%%
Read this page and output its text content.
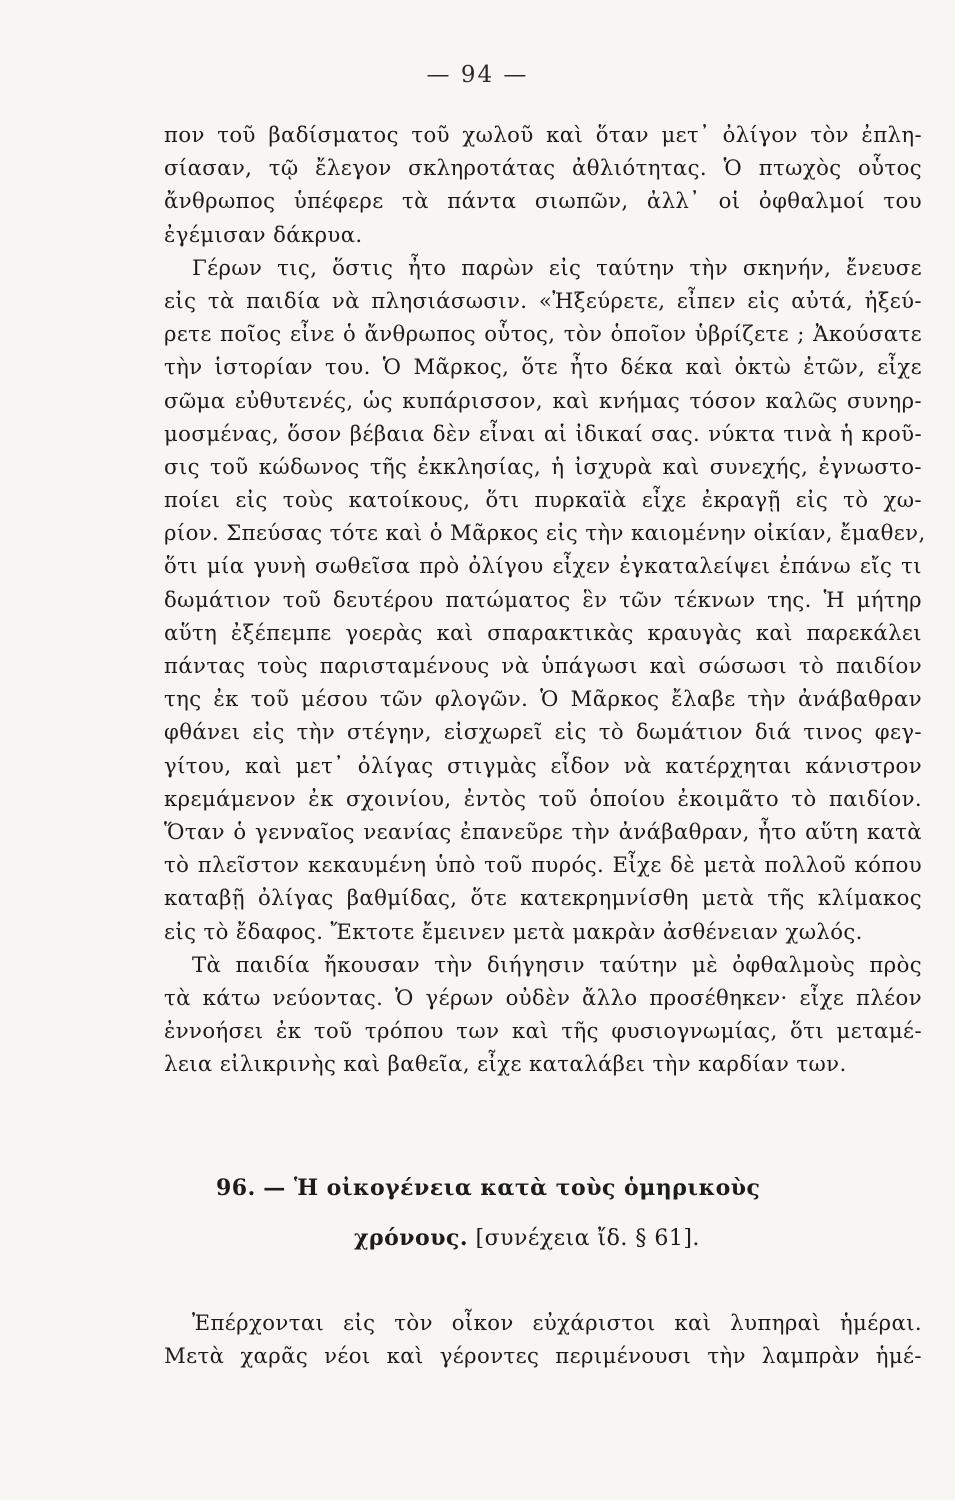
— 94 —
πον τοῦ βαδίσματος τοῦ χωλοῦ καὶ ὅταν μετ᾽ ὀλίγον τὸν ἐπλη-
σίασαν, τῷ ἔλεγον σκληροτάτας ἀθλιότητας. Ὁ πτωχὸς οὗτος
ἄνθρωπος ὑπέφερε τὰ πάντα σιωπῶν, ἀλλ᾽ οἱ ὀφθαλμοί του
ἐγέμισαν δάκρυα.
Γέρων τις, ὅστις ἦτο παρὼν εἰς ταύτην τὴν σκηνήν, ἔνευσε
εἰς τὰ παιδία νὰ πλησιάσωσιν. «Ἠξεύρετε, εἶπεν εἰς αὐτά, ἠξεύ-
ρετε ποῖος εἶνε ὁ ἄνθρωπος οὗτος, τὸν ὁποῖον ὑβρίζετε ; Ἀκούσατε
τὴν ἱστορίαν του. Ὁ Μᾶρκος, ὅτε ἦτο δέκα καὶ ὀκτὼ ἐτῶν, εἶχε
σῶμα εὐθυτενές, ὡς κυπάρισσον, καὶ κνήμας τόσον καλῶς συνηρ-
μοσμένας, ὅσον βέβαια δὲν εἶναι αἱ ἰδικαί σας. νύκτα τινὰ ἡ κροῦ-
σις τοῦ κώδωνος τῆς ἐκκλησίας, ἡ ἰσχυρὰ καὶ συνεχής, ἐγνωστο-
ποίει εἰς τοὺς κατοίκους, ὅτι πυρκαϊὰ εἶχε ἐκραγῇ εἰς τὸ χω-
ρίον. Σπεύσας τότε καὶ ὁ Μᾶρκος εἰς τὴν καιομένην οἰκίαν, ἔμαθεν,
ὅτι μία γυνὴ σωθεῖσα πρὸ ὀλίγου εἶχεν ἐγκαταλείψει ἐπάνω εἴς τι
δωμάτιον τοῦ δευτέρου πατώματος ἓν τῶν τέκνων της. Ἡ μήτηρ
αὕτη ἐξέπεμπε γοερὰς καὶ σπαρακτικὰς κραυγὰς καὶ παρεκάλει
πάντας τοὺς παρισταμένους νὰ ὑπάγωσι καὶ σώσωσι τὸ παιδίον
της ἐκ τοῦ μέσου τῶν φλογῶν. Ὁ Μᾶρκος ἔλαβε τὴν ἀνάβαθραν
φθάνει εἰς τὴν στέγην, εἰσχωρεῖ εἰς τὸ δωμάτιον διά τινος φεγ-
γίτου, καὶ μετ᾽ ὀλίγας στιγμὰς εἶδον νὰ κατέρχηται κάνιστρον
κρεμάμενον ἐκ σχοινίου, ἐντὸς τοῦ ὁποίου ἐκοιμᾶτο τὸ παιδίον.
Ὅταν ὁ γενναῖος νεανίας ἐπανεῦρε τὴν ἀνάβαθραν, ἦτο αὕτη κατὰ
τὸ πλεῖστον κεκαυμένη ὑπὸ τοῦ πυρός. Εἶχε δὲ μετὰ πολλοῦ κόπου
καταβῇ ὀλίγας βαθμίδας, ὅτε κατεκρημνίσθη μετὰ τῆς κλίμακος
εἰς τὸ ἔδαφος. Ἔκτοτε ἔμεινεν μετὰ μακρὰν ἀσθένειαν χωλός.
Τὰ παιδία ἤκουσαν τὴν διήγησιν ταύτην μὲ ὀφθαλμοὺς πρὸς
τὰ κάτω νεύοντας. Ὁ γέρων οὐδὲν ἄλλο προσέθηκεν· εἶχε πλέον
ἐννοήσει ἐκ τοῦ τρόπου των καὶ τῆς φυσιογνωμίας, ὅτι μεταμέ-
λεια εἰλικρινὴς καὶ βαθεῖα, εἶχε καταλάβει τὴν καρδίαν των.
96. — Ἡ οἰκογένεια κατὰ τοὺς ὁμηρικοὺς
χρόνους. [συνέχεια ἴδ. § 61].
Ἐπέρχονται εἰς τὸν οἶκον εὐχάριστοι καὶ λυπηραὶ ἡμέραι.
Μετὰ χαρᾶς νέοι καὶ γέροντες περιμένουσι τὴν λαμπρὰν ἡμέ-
%%
■ SET PROBLEM
Your copy should hold every record word for word and none of the pictures.

■ EXERCISE OUTPUT
Read this page and output its text content.
— 94 —
πον τοῦ βαδίσματος τοῦ χωλοῦ καὶ ὅταν μετ᾽ ὀλίγον τὸν ἐπλη-
σίασαν, τῷ ἔλεγον σκληροτάτας ἀθλιότητας. Ὁ πτωχὸς οὗτος
ἄνθρωπος ὑπέφερε τὰ πάντα σιωπῶν, ἀλλ᾽ οἱ ὀφθαλμοί του
ἐγέμισαν δάκρυα.
Γέρων τις, ὅστις ἦτο παρὼν εἰς ταύτην τὴν σκηνήν, ἔνευσε
εἰς τὰ παιδία νὰ πλησιάσωσιν. «Ἠξεύρετε, εἶπεν εἰς αὐτά, ἠξεύ-
ρετε ποῖος εἶνε ὁ ἄνθρωπος οὗτος, τὸν ὁποῖον ὑβρίζετε ; Ἀκούσατε
τὴν ἱστορίαν του. Ὁ Μᾶρκος, ὅτε ἦτο δέκα καὶ ὀκτὼ ἐτῶν, εἶχε
σῶμα εὐθυτενές, ὡς κυπάρισσον, καὶ κνήμας τόσον καλῶς συνηρ-
μοσμένας, ὅσον βέβαια δὲν εἶναι αἱ ἰδικαί σας. νύκτα τινὰ ἡ κροῦ-
σις τοῦ κώδωνος τῆς ἐκκλησίας, ἡ ἰσχυρὰ καὶ συνεχής, ἐγνωστο-
ποίει εἰς τοὺς κατοίκους, ὅτι πυρκαϊὰ εἶχε ἐκραγῇ εἰς τὸ χω-
ρίον. Σπεύσας τότε καὶ ὁ Μᾶρκος εἰς τὴν καιομένην οἰκίαν, ἔμαθεν,
ὅτι μία γυνὴ σωθεῖσα πρὸ ὀλίγου εἶχεν ἐγκαταλείψει ἐπάνω εἴς τι
δωμάτιον τοῦ δευτέρου πατώματος ἓν τῶν τέκνων της. Ἡ μήτηρ
αὕτη ἐξέπεμπε γοερὰς καὶ σπαρακτικὰς κραυγὰς καὶ παρεκάλει
πάντας τοὺς παρισταμένους νὰ ὑπάγωσι καὶ σώσωσι τὸ παιδίον
της ἐκ τοῦ μέσου τῶν φλογῶν. Ὁ Μᾶρκος ἔλαβε τὴν ἀνάβαθραν
φθάνει εἰς τὴν στέγην, εἰσχωρεῖ εἰς τὸ δωμάτιον διά τινος φεγ-
γίτου, καὶ μετ᾽ ὀλίγας στιγμὰς εἶδον νὰ κατέρχηται κάνιστρον
κρεμάμενον ἐκ σχοινίου, ἐντὸς τοῦ ὁποίου ἐκοιμᾶτο τὸ παιδίον.
Ὅταν ὁ γενναῖος νεανίας ἐπανεῦρε τὴν ἀνάβαθραν, ἦτο αὕτη κατὰ
τὸ πλεῖστον κεκαυμένη ὑπὸ τοῦ πυρός. Εἶχε δὲ μετὰ πολλοῦ κόπου
καταβῇ ὀλίγας βαθμίδας, ὅτε κατεκρημνίσθη μετὰ τῆς κλίμακος
εἰς τὸ ἔδαφος. Ἔκτοτε ἔμεινεν μετὰ μακρὰν ἀσθένειαν χωλός.
Τὰ παιδία ἤκουσαν τὴν διήγησιν ταύτην μὲ ὀφθαλμοὺς πρὸς
τὰ κάτω νεύοντας. Ὁ γέρων οὐδὲν ἄλλο προσέθηκεν· εἶχε πλέον
ἐννοήσει ἐκ τοῦ τρόπου των καὶ τῆς φυσιογνωμίας, ὅτι μεταμέ-
λεια εἰλικρινὴς καὶ βαθεῖα, εἶχε καταλάβει τὴν καρδίαν των.
96. — Ἡ οἰκογένεια κατὰ τοὺς ὁμηρικοὺς
χρόνους. [συνέχεια ἴδ. § 61].
Ἐπέρχονται εἰς τὸν οἶκον εὐχάριστοι καὶ λυπηραὶ ἡμέραι.
Μετὰ χαρᾶς νέοι καὶ γέροντες περιμένουσι τὴν λαμπρὰν ἡμέ-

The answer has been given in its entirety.